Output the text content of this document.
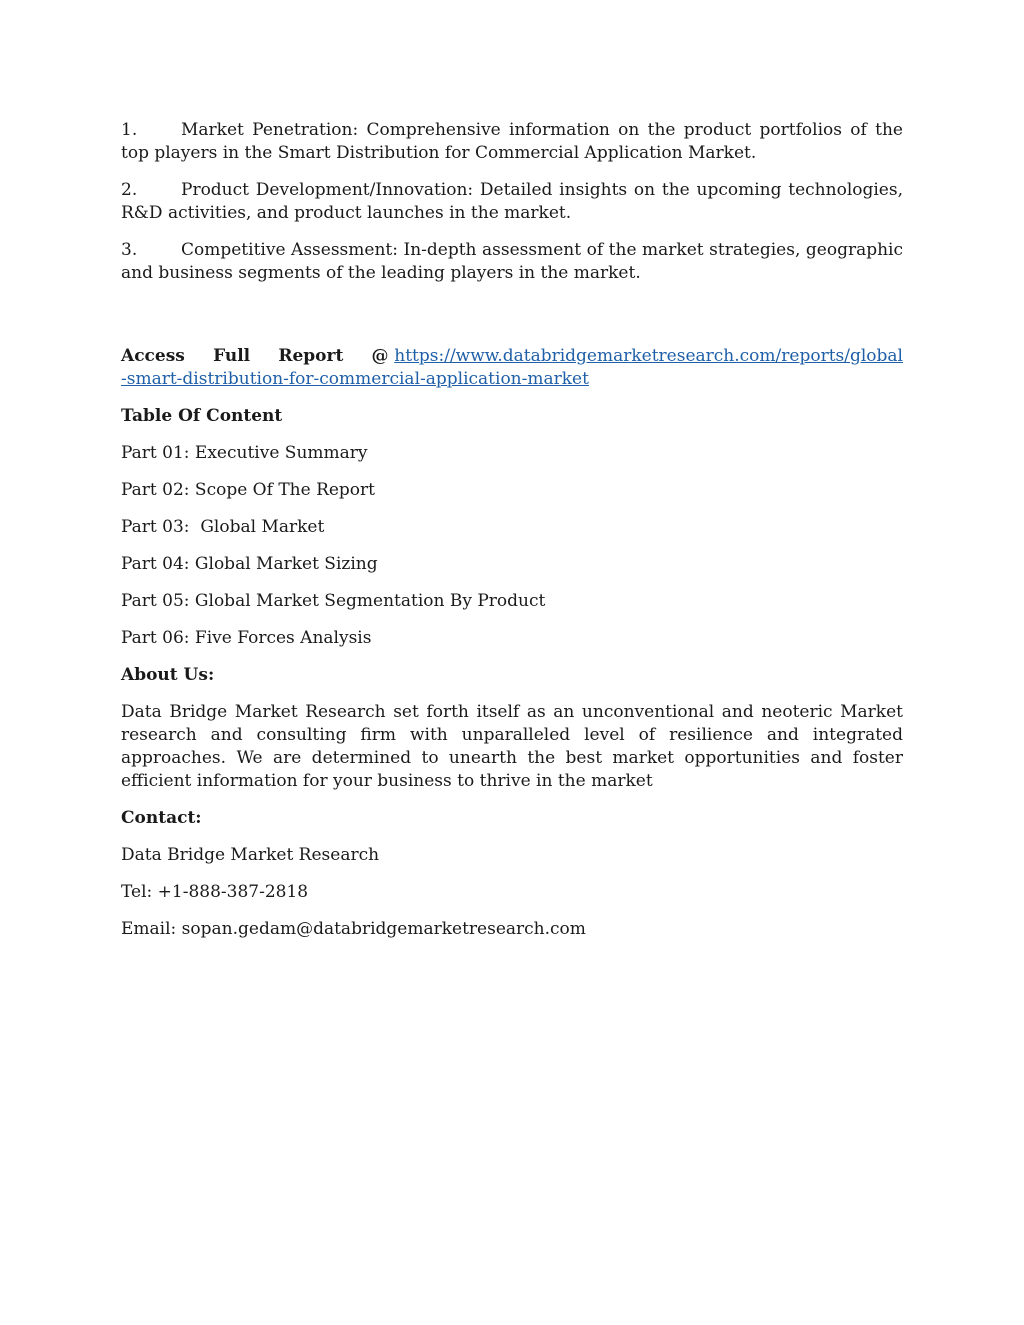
1.	Market Penetration: Comprehensive information on the product portfolios of the top players in the Smart Distribution for Commercial Application Market.
2.	Product Development/Innovation: Detailed insights on the upcoming technologies, R&D activities, and product launches in the market.
3.	Competitive Assessment: In-depth assessment of the market strategies, geographic and business segments of the leading players in the market.
Access Full Report @ https://www.databridgemarketresearch.com/reports/global-smart-distribution-for-commercial-application-market
Table Of Content
Part 01: Executive Summary
Part 02: Scope Of The Report
Part 03:  Global Market
Part 04: Global Market Sizing
Part 05: Global Market Segmentation By Product
Part 06: Five Forces Analysis
About Us:
Data Bridge Market Research set forth itself as an unconventional and neoteric Market research and consulting firm with unparalleled level of resilience and integrated approaches. We are determined to unearth the best market opportunities and foster efficient information for your business to thrive in the market
Contact:
Data Bridge Market Research
Tel: +1-888-387-2818
Email: sopan.gedam@databridgemarketresearch.com
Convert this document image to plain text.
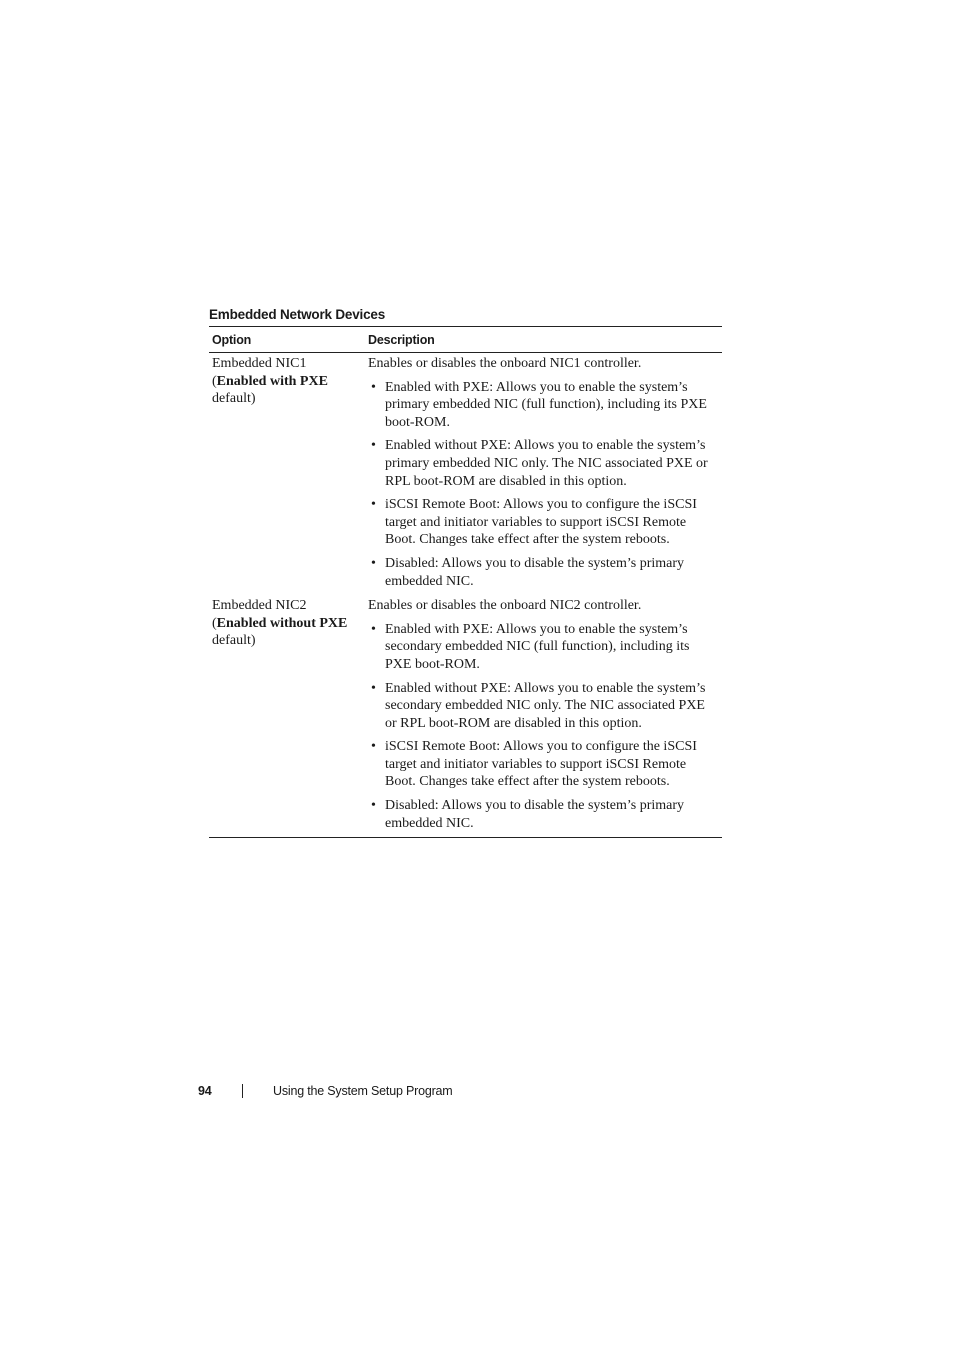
Embedded Network Devices
Option	Description
Embedded NIC1
(Enabled with PXE
default)

Enables or disables the onboard NIC1 controller.

• Enabled with PXE: Allows you to enable the system’s primary embedded NIC (full function), including its PXE boot-ROM.
• Enabled without PXE: Allows you to enable the system’s primary embedded NIC only. The NIC associated PXE or RPL boot-ROM are disabled in this option.
• iSCSI Remote Boot: Allows you to configure the iSCSI target and initiator variables to support iSCSI Remote Boot. Changes take effect after the system reboots.
• Disabled: Allows you to disable the system’s primary embedded NIC.
Embedded NIC2
(Enabled without PXE
default)

Enables or disables the onboard NIC2 controller.

• Enabled with PXE: Allows you to enable the system’s secondary embedded NIC (full function), including its PXE boot-ROM.
• Enabled without PXE: Allows you to enable the system’s secondary embedded NIC only. The NIC associated PXE or RPL boot-ROM are disabled in this option.
• iSCSI Remote Boot: Allows you to configure the iSCSI target and initiator variables to support iSCSI Remote Boot. Changes take effect after the system reboots.
• Disabled: Allows you to disable the system’s primary embedded NIC.
94	Using the System Setup Program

•••••

Copy out the records above in full, exactly as written, but not the pictures.

→ **Full answer**
Output the text content of this document.
1.	Market Penetration: Comprehensive information on the product portfolios of the top players in the Smart Distribution for Commercial Application Market.
2.	Product Development/Innovation: Detailed insights on the upcoming technologies, R&D activities, and product launches in the market.
3.	Competitive Assessment: In-depth assessment of the market strategies, geographic and business segments of the leading players in the market.
Access Full Report @ https://www.databridgemarketresearch.com/reports/global-smart-distribution-for-commercial-application-market
Table Of Content
Part 01: Executive Summary
Part 02: Scope Of The Report
Part 03:  Global Market
Part 04: Global Market Sizing
Part 05: Global Market Segmentation By Product
Part 06: Five Forces Analysis
About Us:
Data Bridge Market Research set forth itself as an unconventional and neoteric Market research and consulting firm with unparalleled level of resilience and integrated approaches. We are determined to unearth the best market opportunities and foster efficient information for your business to thrive in the market
Contact:
Data Bridge Market Research
Tel: +1-888-387-2818
Email: sopan.gedam@databridgemarketresearch.com
Convert this document image to plain text.
Embedded Network Devices
Option	Description
Embedded NIC1
(Enabled with PXE
default)

Enables or disables the onboard NIC1 controller.

• Enabled with PXE: Allows you to enable the system’s primary embedded NIC (full function), including its PXE boot-ROM.
• Enabled without PXE: Allows you to enable the system’s primary embedded NIC only. The NIC associated PXE or RPL boot-ROM are disabled in this option.
• iSCSI Remote Boot: Allows you to configure the iSCSI target and initiator variables to support iSCSI Remote Boot. Changes take effect after the system reboots.
• Disabled: Allows you to disable the system’s primary embedded NIC.
Embedded NIC2
(Enabled without PXE
default)

Enables or disables the onboard NIC2 controller.

• Enabled with PXE: Allows you to enable the system’s secondary embedded NIC (full function), including its PXE boot-ROM.
• Enabled without PXE: Allows you to enable the system’s secondary embedded NIC only. The NIC associated PXE or RPL boot-ROM are disabled in this option.
• iSCSI Remote Boot: Allows you to configure the iSCSI target and initiator variables to support iSCSI Remote Boot. Changes take effect after the system reboots.
• Disabled: Allows you to disable the system’s primary embedded NIC.
94	Using the System Setup Program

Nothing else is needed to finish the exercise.